__WHAT TO DO__
The entries below are to be written out again without alteration.

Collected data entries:
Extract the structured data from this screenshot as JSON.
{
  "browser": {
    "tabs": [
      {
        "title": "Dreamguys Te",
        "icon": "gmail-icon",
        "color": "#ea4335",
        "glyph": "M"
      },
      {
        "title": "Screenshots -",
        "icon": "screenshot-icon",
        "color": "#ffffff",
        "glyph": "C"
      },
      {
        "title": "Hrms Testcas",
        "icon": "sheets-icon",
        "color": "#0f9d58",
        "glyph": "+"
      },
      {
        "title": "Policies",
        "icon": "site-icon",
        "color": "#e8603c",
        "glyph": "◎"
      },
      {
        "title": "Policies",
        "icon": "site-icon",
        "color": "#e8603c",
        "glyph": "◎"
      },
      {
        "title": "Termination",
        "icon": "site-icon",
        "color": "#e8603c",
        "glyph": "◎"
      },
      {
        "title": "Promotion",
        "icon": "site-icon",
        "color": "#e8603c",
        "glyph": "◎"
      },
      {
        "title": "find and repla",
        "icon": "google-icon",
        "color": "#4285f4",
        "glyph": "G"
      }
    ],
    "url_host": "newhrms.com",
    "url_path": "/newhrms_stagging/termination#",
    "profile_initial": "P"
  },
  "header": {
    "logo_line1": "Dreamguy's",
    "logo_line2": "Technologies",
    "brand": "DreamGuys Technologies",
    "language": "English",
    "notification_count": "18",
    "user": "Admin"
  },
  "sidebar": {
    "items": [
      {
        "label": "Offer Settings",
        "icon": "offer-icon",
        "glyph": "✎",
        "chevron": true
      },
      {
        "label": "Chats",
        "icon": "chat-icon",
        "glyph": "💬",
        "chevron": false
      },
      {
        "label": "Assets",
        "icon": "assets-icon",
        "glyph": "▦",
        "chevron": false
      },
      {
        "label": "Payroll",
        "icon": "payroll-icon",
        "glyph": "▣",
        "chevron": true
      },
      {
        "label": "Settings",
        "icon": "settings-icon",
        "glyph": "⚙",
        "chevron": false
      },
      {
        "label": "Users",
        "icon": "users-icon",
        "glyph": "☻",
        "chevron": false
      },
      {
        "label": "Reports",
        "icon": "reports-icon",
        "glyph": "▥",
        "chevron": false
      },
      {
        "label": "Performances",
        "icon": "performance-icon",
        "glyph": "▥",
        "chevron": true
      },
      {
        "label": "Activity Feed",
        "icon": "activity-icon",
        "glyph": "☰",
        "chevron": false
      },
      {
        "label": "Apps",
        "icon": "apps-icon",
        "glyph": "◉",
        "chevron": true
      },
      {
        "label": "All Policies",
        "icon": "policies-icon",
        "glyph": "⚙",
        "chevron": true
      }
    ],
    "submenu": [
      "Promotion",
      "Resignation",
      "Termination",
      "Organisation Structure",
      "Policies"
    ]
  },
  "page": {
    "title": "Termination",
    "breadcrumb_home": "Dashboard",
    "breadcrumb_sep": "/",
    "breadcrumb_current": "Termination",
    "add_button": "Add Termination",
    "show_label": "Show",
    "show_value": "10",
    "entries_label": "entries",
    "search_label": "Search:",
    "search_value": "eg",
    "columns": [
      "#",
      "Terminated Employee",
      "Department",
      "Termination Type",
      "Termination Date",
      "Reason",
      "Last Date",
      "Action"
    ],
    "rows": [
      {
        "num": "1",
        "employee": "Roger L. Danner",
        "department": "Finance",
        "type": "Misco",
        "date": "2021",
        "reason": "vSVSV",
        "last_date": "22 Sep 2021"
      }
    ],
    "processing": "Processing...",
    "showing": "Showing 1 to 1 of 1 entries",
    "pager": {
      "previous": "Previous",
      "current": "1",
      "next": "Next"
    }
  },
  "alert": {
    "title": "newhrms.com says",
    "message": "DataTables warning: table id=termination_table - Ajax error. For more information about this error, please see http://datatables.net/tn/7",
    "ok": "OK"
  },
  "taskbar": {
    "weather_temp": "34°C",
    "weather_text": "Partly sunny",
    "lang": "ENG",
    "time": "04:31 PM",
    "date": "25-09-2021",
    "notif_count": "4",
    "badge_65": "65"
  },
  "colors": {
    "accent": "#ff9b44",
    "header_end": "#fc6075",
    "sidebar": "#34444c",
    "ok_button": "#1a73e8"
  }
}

__ANSWER__
Extract the structured data from this screenshot as JSON.
{
  "browser": {
    "tabs": [
      {
        "title": "Dreamguys Te",
        "icon": "gmail-icon",
        "color": "#ea4335",
        "glyph": "M"
      },
      {
        "title": "Screenshots -",
        "icon": "screenshot-icon",
        "color": "#ffffff",
        "glyph": "C"
      },
      {
        "title": "Hrms Testcas",
        "icon": "sheets-icon",
        "color": "#0f9d58",
        "glyph": "+"
      },
      {
        "title": "Policies",
        "icon": "site-icon",
        "color": "#e8603c",
        "glyph": "◎"
      },
      {
        "title": "Policies",
        "icon": "site-icon",
        "color": "#e8603c",
        "glyph": "◎"
      },
      {
        "title": "Termination",
        "icon": "site-icon",
        "color": "#e8603c",
        "glyph": "◎"
      },
      {
        "title": "Promotion",
        "icon": "site-icon",
        "color": "#e8603c",
        "glyph": "◎"
      },
      {
        "title": "find and repla",
        "icon": "google-icon",
        "color": "#4285f4",
        "glyph": "G"
      }
    ],
    "url_host": "newhrms.com",
    "url_path": "/newhrms_stagging/termination#",
    "profile_initial": "P"
  },
  "header": {
    "logo_line1": "Dreamguy's",
    "logo_line2": "Technologies",
    "brand": "DreamGuys Technologies",
    "language": "English",
    "notification_count": "18",
    "user": "Admin"
  },
  "sidebar": {
    "items": [
      {
        "label": "Offer Settings",
        "icon": "offer-icon",
        "glyph": "✎",
        "chevron": true
      },
      {
        "label": "Chats",
        "icon": "chat-icon",
        "glyph": "💬",
        "chevron": false
      },
      {
        "label": "Assets",
        "icon": "assets-icon",
        "glyph": "▦",
        "chevron": false
      },
      {
        "label": "Payroll",
        "icon": "payroll-icon",
        "glyph": "▣",
        "chevron": true
      },
      {
        "label": "Settings",
        "icon": "settings-icon",
        "glyph": "⚙",
        "chevron": false
      },
      {
        "label": "Users",
        "icon": "users-icon",
        "glyph": "☻",
        "chevron": false
      },
      {
        "label": "Reports",
        "icon": "reports-icon",
        "glyph": "▥",
        "chevron": false
      },
      {
        "label": "Performances",
        "icon": "performance-icon",
        "glyph": "▥",
        "chevron": true
      },
      {
        "label": "Activity Feed",
        "icon": "activity-icon",
        "glyph": "☰",
        "chevron": false
      },
      {
        "label": "Apps",
        "icon": "apps-icon",
        "glyph": "◉",
        "chevron": true
      },
      {
        "label": "All Policies",
        "icon": "policies-icon",
        "glyph": "⚙",
        "chevron": true
      }
    ],
    "submenu": [
      "Promotion",
      "Resignation",
      "Termination",
      "Organisation Structure",
      "Policies"
    ]
  },
  "page": {
    "title": "Termination",
    "breadcrumb_home": "Dashboard",
    "breadcrumb_sep": "/",
    "breadcrumb_current": "Termination",
    "add_button": "Add Termination",
    "show_label": "Show",
    "show_value": "10",
    "entries_label": "entries",
    "search_label": "Search:",
    "search_value": "eg",
    "columns": [
      "#",
      "Terminated Employee",
      "Department",
      "Termination Type",
      "Termination Date",
      "Reason",
      "Last Date",
      "Action"
    ],
    "rows": [
      {
        "num": "1",
        "employee": "Roger L. Danner",
        "department": "Finance",
        "type": "Misco",
        "date": "2021",
        "reason": "vSVSV",
        "last_date": "22 Sep 2021"
      }
    ],
    "processing": "Processing...",
    "showing": "Showing 1 to 1 of 1 entries",
    "pager": {
      "previous": "Previous",
      "current": "1",
      "next": "Next"
    }
  },
  "alert": {
    "title": "newhrms.com says",
    "message": "DataTables warning: table id=termination_table - Ajax error. For more information about this error, please see http://datatables.net/tn/7",
    "ok": "OK"
  },
  "taskbar": {
    "weather_temp": "34°C",
    "weather_text": "Partly sunny",
    "lang": "ENG",
    "time": "04:31 PM",
    "date": "25-09-2021",
    "notif_count": "4",
    "badge_65": "65"
  },
  "colors": {
    "accent": "#ff9b44",
    "header_end": "#fc6075",
    "sidebar": "#34444c",
    "ok_button": "#1a73e8"
  }
}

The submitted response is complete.